◆ **GIVEN PROBLEM**: In the material below, find how many lines contain the string "structured". Write only that number.

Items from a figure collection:

----------------

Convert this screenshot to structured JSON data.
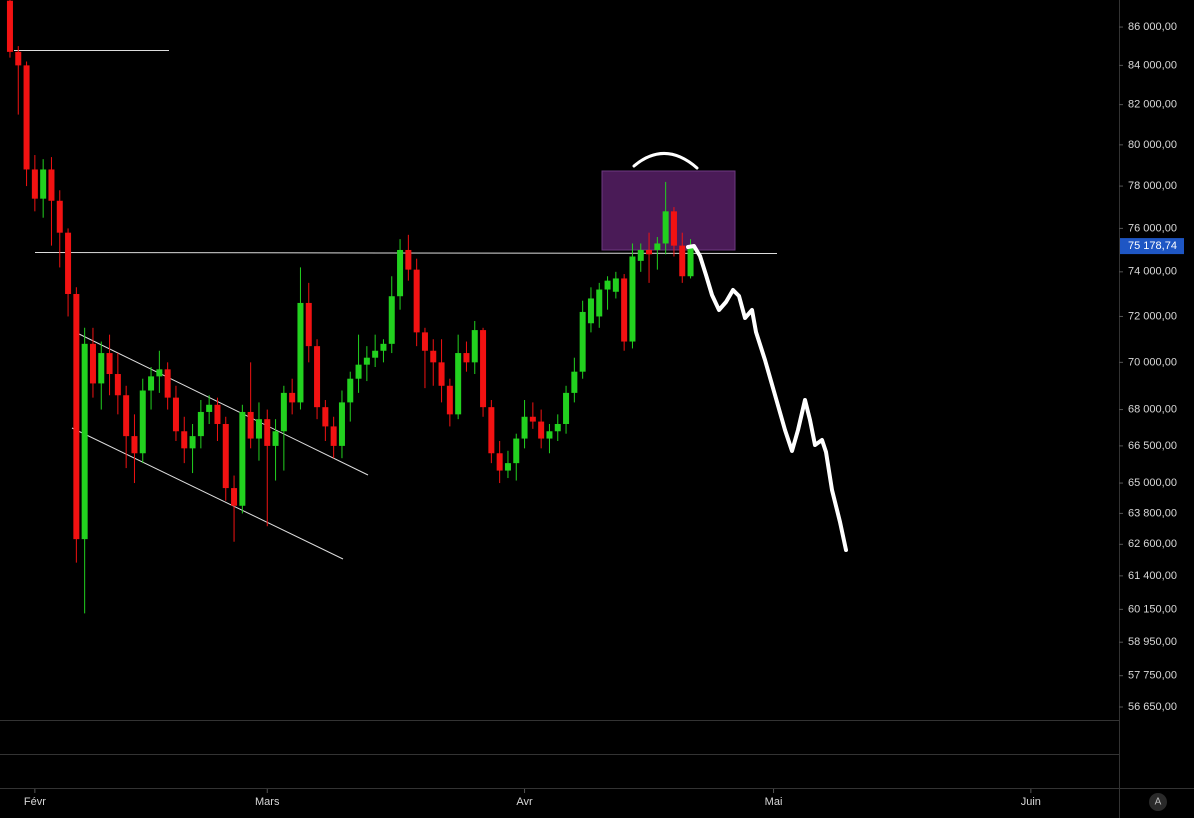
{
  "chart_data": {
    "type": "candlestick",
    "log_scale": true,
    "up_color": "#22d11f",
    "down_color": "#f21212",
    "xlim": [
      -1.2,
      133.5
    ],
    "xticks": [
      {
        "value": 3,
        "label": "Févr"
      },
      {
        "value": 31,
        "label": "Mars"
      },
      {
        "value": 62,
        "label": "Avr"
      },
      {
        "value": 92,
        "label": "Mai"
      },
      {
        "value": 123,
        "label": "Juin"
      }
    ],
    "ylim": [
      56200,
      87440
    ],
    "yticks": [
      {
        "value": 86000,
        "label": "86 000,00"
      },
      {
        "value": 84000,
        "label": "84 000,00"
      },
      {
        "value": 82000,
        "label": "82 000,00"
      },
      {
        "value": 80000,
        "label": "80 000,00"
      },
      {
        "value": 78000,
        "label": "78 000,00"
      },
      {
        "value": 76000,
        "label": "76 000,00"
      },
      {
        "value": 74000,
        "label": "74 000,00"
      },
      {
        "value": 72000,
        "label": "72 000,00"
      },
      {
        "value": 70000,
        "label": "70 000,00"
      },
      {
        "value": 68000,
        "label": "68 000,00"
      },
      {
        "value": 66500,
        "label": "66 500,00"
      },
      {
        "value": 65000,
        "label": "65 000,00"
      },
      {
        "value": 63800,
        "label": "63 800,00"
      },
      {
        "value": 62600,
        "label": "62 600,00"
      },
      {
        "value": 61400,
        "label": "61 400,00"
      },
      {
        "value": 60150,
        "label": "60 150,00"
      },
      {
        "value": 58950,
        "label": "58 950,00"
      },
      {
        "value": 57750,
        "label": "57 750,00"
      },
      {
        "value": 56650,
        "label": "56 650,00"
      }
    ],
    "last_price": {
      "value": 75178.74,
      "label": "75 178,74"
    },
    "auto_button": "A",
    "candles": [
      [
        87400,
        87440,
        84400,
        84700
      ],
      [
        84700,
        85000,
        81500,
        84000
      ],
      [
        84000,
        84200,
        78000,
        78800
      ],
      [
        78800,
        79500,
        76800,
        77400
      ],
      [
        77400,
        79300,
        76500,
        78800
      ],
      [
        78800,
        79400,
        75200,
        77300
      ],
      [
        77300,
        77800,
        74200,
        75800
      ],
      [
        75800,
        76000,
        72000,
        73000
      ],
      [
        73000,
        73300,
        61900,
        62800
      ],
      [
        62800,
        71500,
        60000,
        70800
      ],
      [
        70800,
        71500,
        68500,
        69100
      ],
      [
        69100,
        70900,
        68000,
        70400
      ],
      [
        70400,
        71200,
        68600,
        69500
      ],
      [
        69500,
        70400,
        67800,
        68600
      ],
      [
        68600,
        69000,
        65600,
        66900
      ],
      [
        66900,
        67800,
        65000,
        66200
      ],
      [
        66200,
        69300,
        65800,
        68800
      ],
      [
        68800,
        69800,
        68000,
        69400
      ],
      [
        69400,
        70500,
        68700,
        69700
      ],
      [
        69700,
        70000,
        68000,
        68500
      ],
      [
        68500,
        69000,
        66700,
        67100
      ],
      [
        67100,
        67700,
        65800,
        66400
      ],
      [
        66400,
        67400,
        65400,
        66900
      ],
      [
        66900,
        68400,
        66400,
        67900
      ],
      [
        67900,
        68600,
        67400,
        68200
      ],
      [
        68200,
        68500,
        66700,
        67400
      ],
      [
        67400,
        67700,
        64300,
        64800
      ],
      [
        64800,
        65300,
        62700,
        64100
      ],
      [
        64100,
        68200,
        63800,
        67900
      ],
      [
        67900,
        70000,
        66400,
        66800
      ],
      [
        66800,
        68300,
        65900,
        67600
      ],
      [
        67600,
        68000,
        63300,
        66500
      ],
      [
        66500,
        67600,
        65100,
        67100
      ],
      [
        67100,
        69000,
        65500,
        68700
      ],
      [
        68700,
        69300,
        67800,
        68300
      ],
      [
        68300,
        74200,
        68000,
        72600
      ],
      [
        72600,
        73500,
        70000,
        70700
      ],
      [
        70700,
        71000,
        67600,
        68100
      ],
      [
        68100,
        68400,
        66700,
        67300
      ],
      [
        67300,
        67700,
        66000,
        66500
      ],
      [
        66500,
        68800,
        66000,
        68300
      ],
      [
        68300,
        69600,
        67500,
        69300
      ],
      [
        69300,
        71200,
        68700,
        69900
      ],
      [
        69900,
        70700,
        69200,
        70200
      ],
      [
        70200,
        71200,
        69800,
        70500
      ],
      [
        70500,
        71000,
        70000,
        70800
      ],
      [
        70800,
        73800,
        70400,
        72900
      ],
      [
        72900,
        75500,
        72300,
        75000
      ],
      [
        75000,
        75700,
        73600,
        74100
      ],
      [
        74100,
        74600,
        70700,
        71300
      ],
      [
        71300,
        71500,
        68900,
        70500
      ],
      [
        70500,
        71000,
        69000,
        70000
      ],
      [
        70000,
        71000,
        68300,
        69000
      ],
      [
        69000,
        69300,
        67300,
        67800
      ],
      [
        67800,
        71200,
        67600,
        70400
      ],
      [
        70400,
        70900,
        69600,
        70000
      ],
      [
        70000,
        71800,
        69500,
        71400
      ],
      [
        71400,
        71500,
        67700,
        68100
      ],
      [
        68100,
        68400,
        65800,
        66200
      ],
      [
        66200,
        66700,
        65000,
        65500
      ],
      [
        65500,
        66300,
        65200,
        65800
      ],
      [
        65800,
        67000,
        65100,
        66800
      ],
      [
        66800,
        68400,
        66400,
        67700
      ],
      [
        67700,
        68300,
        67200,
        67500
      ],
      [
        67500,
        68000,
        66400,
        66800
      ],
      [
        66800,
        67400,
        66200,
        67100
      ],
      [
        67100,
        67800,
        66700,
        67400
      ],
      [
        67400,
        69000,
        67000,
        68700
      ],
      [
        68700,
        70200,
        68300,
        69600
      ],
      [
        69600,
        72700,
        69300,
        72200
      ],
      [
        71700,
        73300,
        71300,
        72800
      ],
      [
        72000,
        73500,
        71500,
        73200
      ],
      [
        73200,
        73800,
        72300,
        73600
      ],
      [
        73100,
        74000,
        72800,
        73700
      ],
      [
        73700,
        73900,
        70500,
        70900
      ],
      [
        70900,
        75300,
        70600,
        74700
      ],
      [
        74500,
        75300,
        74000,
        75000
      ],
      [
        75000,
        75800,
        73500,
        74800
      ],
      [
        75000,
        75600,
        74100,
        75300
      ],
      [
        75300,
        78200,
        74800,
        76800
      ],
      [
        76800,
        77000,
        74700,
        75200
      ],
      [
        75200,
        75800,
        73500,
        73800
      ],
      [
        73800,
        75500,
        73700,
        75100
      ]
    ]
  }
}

----------------

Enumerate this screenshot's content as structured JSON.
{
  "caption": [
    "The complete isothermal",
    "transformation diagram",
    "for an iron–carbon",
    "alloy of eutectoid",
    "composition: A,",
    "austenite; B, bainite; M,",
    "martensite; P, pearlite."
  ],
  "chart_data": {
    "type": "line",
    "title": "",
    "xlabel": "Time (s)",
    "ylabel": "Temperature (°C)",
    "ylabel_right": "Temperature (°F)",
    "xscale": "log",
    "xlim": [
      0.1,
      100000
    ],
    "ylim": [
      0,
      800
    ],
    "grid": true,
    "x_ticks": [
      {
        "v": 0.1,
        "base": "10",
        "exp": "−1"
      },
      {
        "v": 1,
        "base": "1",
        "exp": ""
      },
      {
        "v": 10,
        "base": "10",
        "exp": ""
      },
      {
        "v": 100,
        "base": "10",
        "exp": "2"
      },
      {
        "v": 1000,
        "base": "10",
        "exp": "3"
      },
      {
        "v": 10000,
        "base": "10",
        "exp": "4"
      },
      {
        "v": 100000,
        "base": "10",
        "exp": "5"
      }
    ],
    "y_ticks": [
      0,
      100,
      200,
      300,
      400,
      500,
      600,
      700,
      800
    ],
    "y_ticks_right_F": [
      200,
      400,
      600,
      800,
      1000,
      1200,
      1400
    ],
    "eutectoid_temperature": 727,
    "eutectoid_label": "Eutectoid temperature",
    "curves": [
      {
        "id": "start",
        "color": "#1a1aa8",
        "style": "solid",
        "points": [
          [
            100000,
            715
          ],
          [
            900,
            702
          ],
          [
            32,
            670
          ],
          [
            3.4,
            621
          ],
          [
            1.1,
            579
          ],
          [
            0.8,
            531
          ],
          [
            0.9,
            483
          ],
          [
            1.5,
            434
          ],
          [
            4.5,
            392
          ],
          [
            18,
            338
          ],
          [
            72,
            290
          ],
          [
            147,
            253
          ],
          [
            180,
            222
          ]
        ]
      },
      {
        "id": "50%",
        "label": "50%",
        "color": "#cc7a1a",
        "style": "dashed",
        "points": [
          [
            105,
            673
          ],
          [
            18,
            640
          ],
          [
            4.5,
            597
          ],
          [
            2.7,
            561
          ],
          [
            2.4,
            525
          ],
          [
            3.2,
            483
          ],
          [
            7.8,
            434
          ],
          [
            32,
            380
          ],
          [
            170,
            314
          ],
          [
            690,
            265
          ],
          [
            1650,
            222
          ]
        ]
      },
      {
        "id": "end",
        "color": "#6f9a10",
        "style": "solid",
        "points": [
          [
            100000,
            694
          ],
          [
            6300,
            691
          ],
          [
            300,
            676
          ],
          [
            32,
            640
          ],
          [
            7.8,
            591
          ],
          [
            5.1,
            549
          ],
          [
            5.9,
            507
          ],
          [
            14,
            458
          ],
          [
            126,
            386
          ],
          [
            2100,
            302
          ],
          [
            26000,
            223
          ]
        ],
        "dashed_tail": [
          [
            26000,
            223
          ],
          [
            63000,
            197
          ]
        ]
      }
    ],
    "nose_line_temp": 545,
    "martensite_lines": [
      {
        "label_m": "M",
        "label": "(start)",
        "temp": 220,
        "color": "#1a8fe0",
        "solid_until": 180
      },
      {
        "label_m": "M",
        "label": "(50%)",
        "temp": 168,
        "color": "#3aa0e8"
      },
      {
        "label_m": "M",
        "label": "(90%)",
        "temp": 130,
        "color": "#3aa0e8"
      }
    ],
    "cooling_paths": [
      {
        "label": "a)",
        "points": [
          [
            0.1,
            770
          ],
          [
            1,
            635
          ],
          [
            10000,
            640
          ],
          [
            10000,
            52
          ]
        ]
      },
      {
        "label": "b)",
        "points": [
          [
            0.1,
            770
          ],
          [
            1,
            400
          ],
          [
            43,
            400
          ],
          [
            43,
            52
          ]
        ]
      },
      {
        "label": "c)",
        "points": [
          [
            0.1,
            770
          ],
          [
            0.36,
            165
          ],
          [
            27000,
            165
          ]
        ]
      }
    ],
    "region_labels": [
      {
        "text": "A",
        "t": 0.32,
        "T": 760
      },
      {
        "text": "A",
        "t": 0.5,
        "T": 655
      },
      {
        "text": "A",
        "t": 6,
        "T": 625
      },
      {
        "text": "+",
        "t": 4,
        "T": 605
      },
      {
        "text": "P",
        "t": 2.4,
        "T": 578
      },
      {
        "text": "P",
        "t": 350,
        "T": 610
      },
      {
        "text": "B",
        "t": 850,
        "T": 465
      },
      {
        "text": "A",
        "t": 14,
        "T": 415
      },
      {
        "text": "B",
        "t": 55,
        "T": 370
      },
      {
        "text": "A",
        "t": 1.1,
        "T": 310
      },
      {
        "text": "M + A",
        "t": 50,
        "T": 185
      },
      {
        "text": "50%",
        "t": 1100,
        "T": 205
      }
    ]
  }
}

----------------

◆ **TASK RESPONSE**: 2